Exercise details - Using the entries that follow, collect the lines where the word "insurance" appears.

Dataset entries

----------------------------------------

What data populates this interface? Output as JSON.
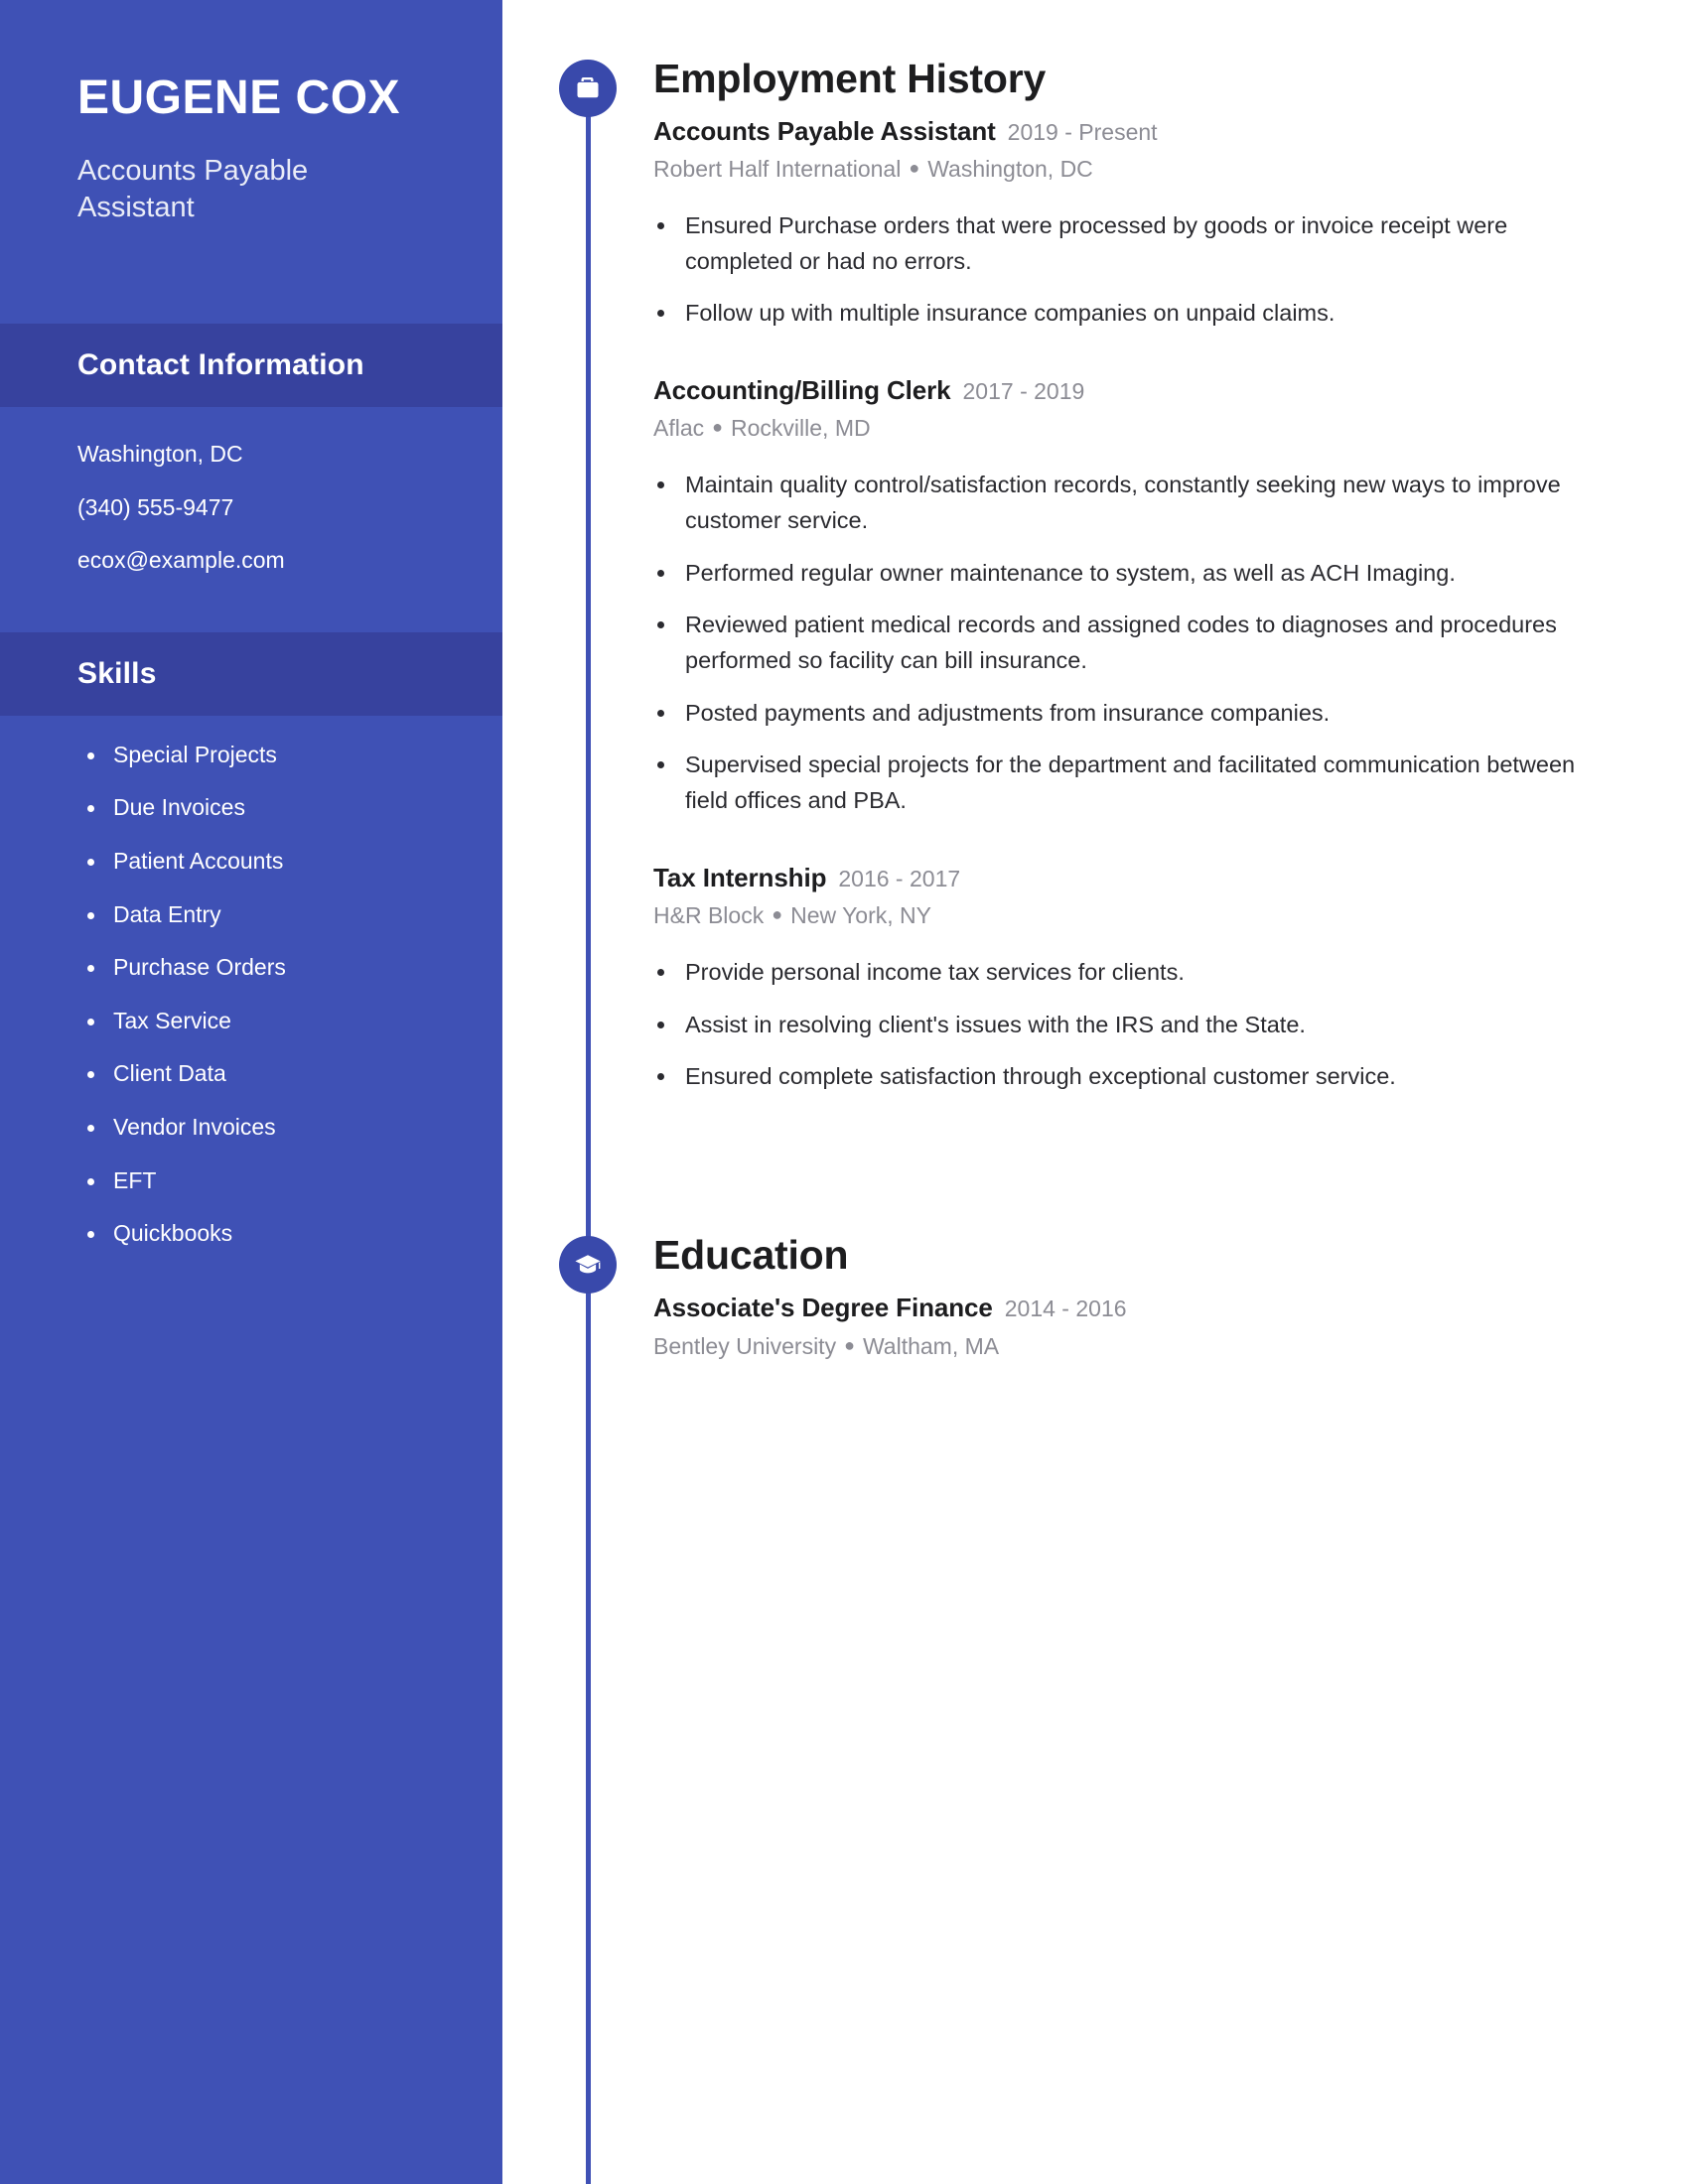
{
  "theme": {
    "sidebar_bg": "#3f51b5",
    "sidebar_header_bg": "#37429e",
    "accent": "#3949ab",
    "text_dark": "#1d1d1f",
    "text_muted": "#8c8c94"
  },
  "sidebar": {
    "full_name": "EUGENE COX",
    "job_title": "Accounts Payable Assistant",
    "contact": {
      "heading": "Contact Information",
      "lines": [
        "Washington, DC",
        "(340) 555-9477",
        "ecox@example.com"
      ]
    },
    "skills": {
      "heading": "Skills",
      "items": [
        "Special Projects",
        "Due Invoices",
        "Patient Accounts",
        "Data Entry",
        "Purchase Orders",
        "Tax Service",
        "Client Data",
        "Vendor Invoices",
        "EFT",
        "Quickbooks"
      ]
    }
  },
  "main": {
    "employment": {
      "heading": "Employment History",
      "icon": "briefcase-icon",
      "entries": [
        {
          "role": "Accounts Payable Assistant",
          "dates": "2019 - Present",
          "company": "Robert Half International",
          "location": "Washington, DC",
          "bullets": [
            "Ensured Purchase orders that were processed by goods or invoice receipt were completed or had no errors.",
            "Follow up with multiple insurance companies on unpaid claims."
          ]
        },
        {
          "role": "Accounting/Billing Clerk",
          "dates": "2017 - 2019",
          "company": "Aflac",
          "location": "Rockville, MD",
          "bullets": [
            "Maintain quality control/satisfaction records, constantly seeking new ways to improve customer service.",
            "Performed regular owner maintenance to system, as well as ACH Imaging.",
            "Reviewed patient medical records and assigned codes to diagnoses and procedures performed so facility can bill insurance.",
            "Posted payments and adjustments from insurance companies.",
            "Supervised special projects for the department and facilitated communication between field offices and PBA."
          ]
        },
        {
          "role": "Tax Internship",
          "dates": "2016 - 2017",
          "company": "H&R Block",
          "location": "New York, NY",
          "bullets": [
            "Provide personal income tax services for clients.",
            "Assist in resolving client's issues with the IRS and the State.",
            "Ensured complete satisfaction through exceptional customer service."
          ]
        }
      ]
    },
    "education": {
      "heading": "Education",
      "icon": "graduation-cap-icon",
      "entries": [
        {
          "degree": "Associate's Degree Finance",
          "dates": "2014 - 2016",
          "school": "Bentley University",
          "location": "Waltham, MA"
        }
      ]
    }
  }
}
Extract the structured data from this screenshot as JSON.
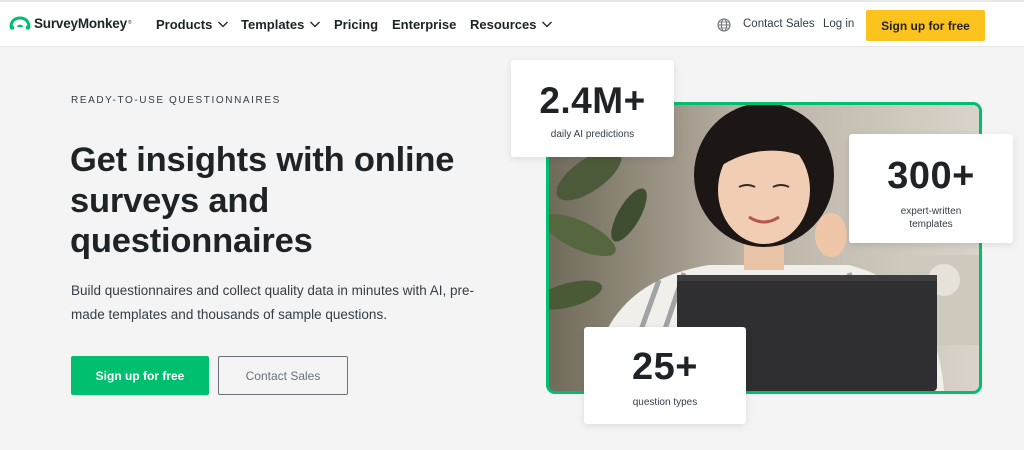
{
  "header": {
    "brand": "SurveyMonkey",
    "brand_mark": "®",
    "nav": {
      "products": "Products",
      "templates": "Templates",
      "pricing": "Pricing",
      "enterprise": "Enterprise",
      "resources": "Resources"
    },
    "contact_sales": "Contact Sales",
    "login": "Log in",
    "signup": "Sign up for free"
  },
  "hero": {
    "eyebrow": "READY-TO-USE QUESTIONNAIRES",
    "headline": "Get insights with online surveys and questionnaires",
    "subcopy": "Build questionnaires and collect quality data in minutes with AI, pre-made templates and thousands of sample questions.",
    "primary_cta": "Sign up for free",
    "secondary_cta": "Contact Sales"
  },
  "stats": [
    {
      "value": "2.4M+",
      "label": "daily AI predictions"
    },
    {
      "value": "300+",
      "label": "expert-written templates"
    },
    {
      "value": "25+",
      "label": "question types"
    }
  ],
  "colors": {
    "brand_green": "#00bf6f",
    "cta_yellow": "#fcc31f",
    "text_dark": "#1f2326",
    "background": "#f4f4f4"
  },
  "icons": {
    "logo": "surveymonkey-logo-icon",
    "chevron": "chevron-down-icon",
    "globe": "globe-icon"
  }
}
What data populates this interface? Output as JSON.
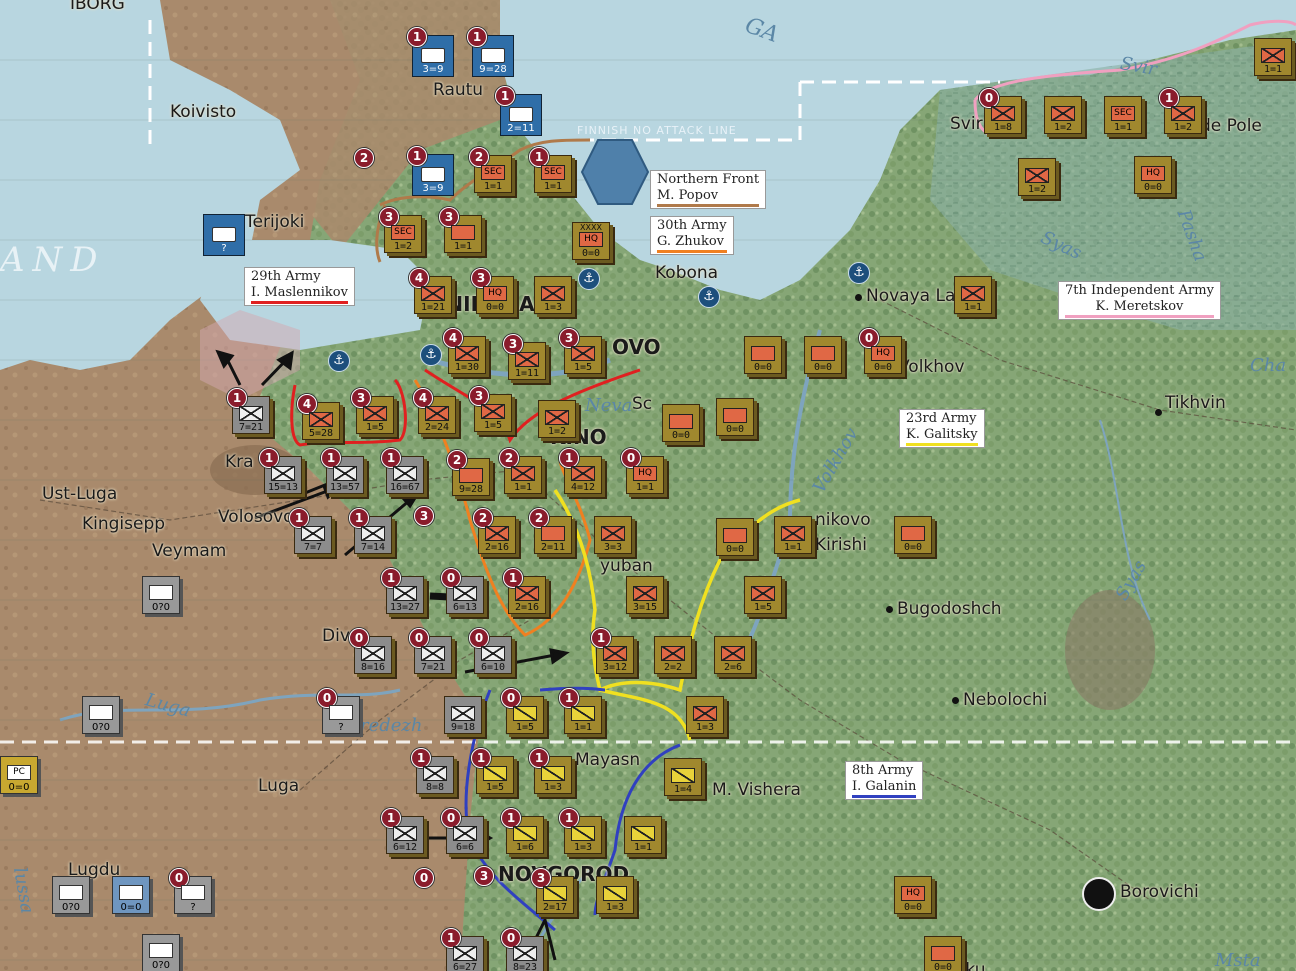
{
  "map_labels": {
    "top_cut_label": "IBORG",
    "koivisto": "Koivisto",
    "terijoki": "Terijoki",
    "rautu": "Rautu",
    "finnish_line": "FINNISH NO ATTACK LINE",
    "finland": "AND",
    "kobona": "Kobona",
    "novaya_ladoga": "Novaya Ladoga",
    "svir": "Svir",
    "lodeynoe_pole": "de Pole",
    "leningrad": "LENINGRAD",
    "kolpino_frag": "OVO",
    "volkhov": "Volkhov",
    "tikhvin": "Tikhvin",
    "ust_luga": "Ust-Luga",
    "kingisepp": "Kingisepp",
    "volosovo": "Volosovo",
    "veymam": "Veymam",
    "krasnogvardeysk": "Kra",
    "pushkin_frag": "KINO",
    "kirishi": "Kirishi",
    "kirishi_frag": "nikovo",
    "bugodoshch": "Bugodoshch",
    "nebolochi": "Nebolochi",
    "luga": "Luga",
    "luga_river": "Luga",
    "lugdu": "Lugdu",
    "mayasna": "Mayasn",
    "m_vishera": "M. Vishera",
    "novgorod": "NOVGOROD",
    "borovichi": "Borovichi",
    "syas_river": "Syas",
    "syas_river2": "Syas",
    "pasha": "Pasha",
    "cha": "Cha",
    "volkhov_river": "Volkhov",
    "neva": "Neva",
    "lake_ladoga_frag": "GA",
    "oredezh": "redezh",
    "divenskaya": "Div",
    "oku": "oku",
    "lyuban": "yuban",
    "siverskiy": "S",
    "shlisselburg": "Sc",
    "msta": "Msta",
    "luzha": "lussa"
  },
  "notes": [
    {
      "title": "Northern Front",
      "commander": "M. Popov",
      "color": "#b07a4a"
    },
    {
      "title": "30th Army",
      "commander": "G. Zhukov",
      "color": "#f08020"
    },
    {
      "title": "29th Army",
      "commander": "I. Maslennikov",
      "color": "#e02020"
    },
    {
      "title": "7th Independent Army",
      "commander": "K. Meretskov",
      "color": "#f0a0c0"
    },
    {
      "title": "23rd Army",
      "commander": "K. Galitsky",
      "color": "#f0e020"
    },
    {
      "title": "8th Army",
      "commander": "I. Galanin",
      "color": "#3040c0"
    }
  ],
  "units": {
    "fin": [
      {
        "badge": "1",
        "str": "3=9"
      },
      {
        "badge": "1",
        "str": "9=28"
      },
      {
        "badge": "1",
        "str": "2=11"
      },
      {
        "badge": "1",
        "str": "3=9"
      }
    ],
    "sov": [
      {
        "badge": "2",
        "type": "SEC",
        "str": "1=1"
      },
      {
        "badge": "1",
        "type": "SEC",
        "str": "1=1"
      },
      {
        "badge": "3",
        "type": "SEC",
        "str": "1=2"
      },
      {
        "badge": "3",
        "type": "",
        "str": "1=1"
      },
      {
        "badge": "",
        "type": "HQ",
        "str": "0=0",
        "size": "XXXX"
      },
      {
        "badge": "4",
        "type": "",
        "str": "1=21"
      },
      {
        "badge": "3",
        "type": "HQ",
        "str": "0=0"
      },
      {
        "badge": "",
        "type": "",
        "str": "1=3"
      },
      {
        "badge": "4",
        "type": "",
        "str": "1=30"
      },
      {
        "badge": "3",
        "type": "",
        "str": "1=11"
      },
      {
        "badge": "3",
        "type": "",
        "str": "1=5"
      },
      {
        "badge": "4",
        "type": "",
        "str": "5=28"
      },
      {
        "badge": "3",
        "type": "",
        "str": "1=5"
      },
      {
        "badge": "4",
        "type": "",
        "str": "2=24"
      },
      {
        "badge": "3",
        "type": "",
        "str": "1=5"
      },
      {
        "badge": "",
        "type": "",
        "str": "1=2"
      },
      {
        "badge": "",
        "type": "",
        "str": "0=0"
      },
      {
        "badge": "",
        "type": "",
        "str": "0=0"
      },
      {
        "badge": "2",
        "type": "",
        "str": "9=28"
      },
      {
        "badge": "2",
        "type": "",
        "str": "1=1"
      },
      {
        "badge": "1",
        "type": "",
        "str": "4=12"
      },
      {
        "badge": "0",
        "type": "HQ",
        "str": "1=1"
      },
      {
        "badge": "2",
        "type": "",
        "str": "2=16"
      },
      {
        "badge": "2",
        "type": "",
        "str": "2=11"
      },
      {
        "badge": "",
        "type": "",
        "str": "3=3"
      },
      {
        "badge": "1",
        "type": "",
        "str": "2=16"
      },
      {
        "badge": "",
        "type": "",
        "str": "3=15"
      },
      {
        "badge": "1",
        "type": "",
        "str": "3=12"
      },
      {
        "badge": "",
        "type": "",
        "str": "2=2"
      },
      {
        "badge": "",
        "type": "",
        "str": "2=6"
      },
      {
        "badge": "",
        "type": "",
        "str": "1=3"
      },
      {
        "badge": "",
        "type": "",
        "str": "0=0"
      },
      {
        "badge": "",
        "type": "",
        "str": "1=1"
      },
      {
        "badge": "",
        "type": "",
        "str": "0=0"
      },
      {
        "badge": "",
        "type": "",
        "str": "1=5"
      },
      {
        "badge": "",
        "type": "",
        "str": "0=0"
      },
      {
        "badge": "",
        "type": "",
        "str": "0=0"
      },
      {
        "badge": "0",
        "type": "HQ",
        "str": "0=0"
      },
      {
        "badge": "",
        "type": "",
        "str": "1=1"
      },
      {
        "badge": "0",
        "type": "",
        "str": "1=8"
      },
      {
        "badge": "",
        "type": "",
        "str": "1=2"
      },
      {
        "badge": "",
        "type": "SEC",
        "str": "1=1"
      },
      {
        "badge": "1",
        "type": "",
        "str": "1=2"
      },
      {
        "badge": "",
        "type": "",
        "str": "1=2"
      },
      {
        "badge": "",
        "type": "HQ",
        "str": "0=0"
      },
      {
        "badge": "",
        "type": "",
        "str": "1=1"
      },
      {
        "badge": "",
        "type": "HQ",
        "str": "0=0"
      },
      {
        "badge": "",
        "type": "",
        "str": "0=0"
      }
    ],
    "yel": [
      {
        "badge": "0",
        "str": "1=5"
      },
      {
        "badge": "1",
        "str": "1=1"
      },
      {
        "badge": "1",
        "str": "1=5"
      },
      {
        "badge": "1",
        "str": "1=3"
      },
      {
        "badge": "1",
        "str": "1=6"
      },
      {
        "badge": "1",
        "str": "1=3"
      },
      {
        "badge": "",
        "str": "1=1"
      },
      {
        "badge": "",
        "str": "1=4"
      },
      {
        "badge": "3",
        "str": "2=17"
      },
      {
        "badge": "",
        "str": "1=3"
      }
    ],
    "ger": [
      {
        "badge": "1",
        "str": "7=21"
      },
      {
        "badge": "1",
        "str": "15=13"
      },
      {
        "badge": "1",
        "str": "13=57"
      },
      {
        "badge": "1",
        "str": "16=67"
      },
      {
        "badge": "1",
        "str": "7=7"
      },
      {
        "badge": "1",
        "str": "7=14"
      },
      {
        "badge": "1",
        "str": "13=27"
      },
      {
        "badge": "0",
        "str": "6=13"
      },
      {
        "badge": "0",
        "str": "8=16"
      },
      {
        "badge": "0",
        "str": "7=21"
      },
      {
        "badge": "0",
        "str": "6=10"
      },
      {
        "badge": "",
        "str": "9=18"
      },
      {
        "badge": "1",
        "str": "8=8"
      },
      {
        "badge": "1",
        "str": "6=12"
      },
      {
        "badge": "0",
        "str": "6=6"
      },
      {
        "badge": "1",
        "str": "6=27"
      },
      {
        "badge": "0",
        "str": "8=23"
      }
    ],
    "gray": [
      {
        "str": "0?0"
      },
      {
        "str": "0?0"
      },
      {
        "str": "?"
      },
      {
        "str": "0=0"
      },
      {
        "str": "0?0"
      },
      {
        "str": "?"
      },
      {
        "str": "0?0"
      },
      {
        "str": "?"
      }
    ],
    "pc": {
      "type": "PC",
      "str": "0=0"
    }
  }
}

----------------------------------------

Output for this exercise -
            "Follow up with multiple insurance companies on unpaid claims."
            "Reviewed patient medical records and assigned codes to diagnoses and procedures performed so facility can bill insurance.",
            "Posted payments and adjustments from insurance companies.",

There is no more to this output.